Problem requirements –
Write each line out again exactly as written.

Source records –
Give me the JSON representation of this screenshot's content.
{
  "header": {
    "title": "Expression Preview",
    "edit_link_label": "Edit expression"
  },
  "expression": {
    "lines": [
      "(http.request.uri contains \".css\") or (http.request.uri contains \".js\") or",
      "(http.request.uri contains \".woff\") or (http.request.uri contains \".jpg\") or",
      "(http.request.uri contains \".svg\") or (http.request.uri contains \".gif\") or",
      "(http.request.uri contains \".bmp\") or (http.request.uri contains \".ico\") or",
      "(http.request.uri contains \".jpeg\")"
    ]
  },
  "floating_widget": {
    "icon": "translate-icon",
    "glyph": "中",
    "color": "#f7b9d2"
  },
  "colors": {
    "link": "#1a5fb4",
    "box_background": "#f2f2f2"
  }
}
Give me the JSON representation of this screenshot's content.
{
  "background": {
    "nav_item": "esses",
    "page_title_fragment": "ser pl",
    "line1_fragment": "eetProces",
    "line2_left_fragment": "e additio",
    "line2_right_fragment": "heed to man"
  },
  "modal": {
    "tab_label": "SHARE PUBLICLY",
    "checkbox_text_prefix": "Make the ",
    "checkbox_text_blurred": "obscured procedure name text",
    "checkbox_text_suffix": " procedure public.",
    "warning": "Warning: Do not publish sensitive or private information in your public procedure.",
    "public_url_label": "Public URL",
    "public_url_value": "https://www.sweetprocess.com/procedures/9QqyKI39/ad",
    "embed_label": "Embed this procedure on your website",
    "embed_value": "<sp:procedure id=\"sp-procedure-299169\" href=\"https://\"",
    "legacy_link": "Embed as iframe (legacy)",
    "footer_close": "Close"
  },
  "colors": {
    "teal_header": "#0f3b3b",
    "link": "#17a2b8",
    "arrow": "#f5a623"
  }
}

Complete response –
Give me the JSON representation of this screenshot's content.
{
  "header": {
    "title": "Expression Preview",
    "edit_link_label": "Edit expression"
  },
  "expression": {
    "lines": [
      "(http.request.uri contains \".css\") or (http.request.uri contains \".js\") or",
      "(http.request.uri contains \".woff\") or (http.request.uri contains \".jpg\") or",
      "(http.request.uri contains \".svg\") or (http.request.uri contains \".gif\") or",
      "(http.request.uri contains \".bmp\") or (http.request.uri contains \".ico\") or",
      "(http.request.uri contains \".jpeg\")"
    ]
  },
  "floating_widget": {
    "icon": "translate-icon",
    "glyph": "中",
    "color": "#f7b9d2"
  },
  "colors": {
    "link": "#1a5fb4",
    "box_background": "#f2f2f2"
  }
}
Give me the JSON representation of this screenshot's content.
{
  "background": {
    "nav_item": "esses",
    "page_title_fragment": "ser pl",
    "line1_fragment": "eetProces",
    "line2_left_fragment": "e additio",
    "line2_right_fragment": "heed to man"
  },
  "modal": {
    "tab_label": "SHARE PUBLICLY",
    "checkbox_text_prefix": "Make the ",
    "checkbox_text_blurred": "obscured procedure name text",
    "checkbox_text_suffix": " procedure public.",
    "warning": "Warning: Do not publish sensitive or private information in your public procedure.",
    "public_url_label": "Public URL",
    "public_url_value": "https://www.sweetprocess.com/procedures/9QqyKI39/ad",
    "embed_label": "Embed this procedure on your website",
    "embed_value": "<sp:procedure id=\"sp-procedure-299169\" href=\"https://\"",
    "legacy_link": "Embed as iframe (legacy)",
    "footer_close": "Close"
  },
  "colors": {
    "teal_header": "#0f3b3b",
    "link": "#17a2b8",
    "arrow": "#f5a623"
  }
}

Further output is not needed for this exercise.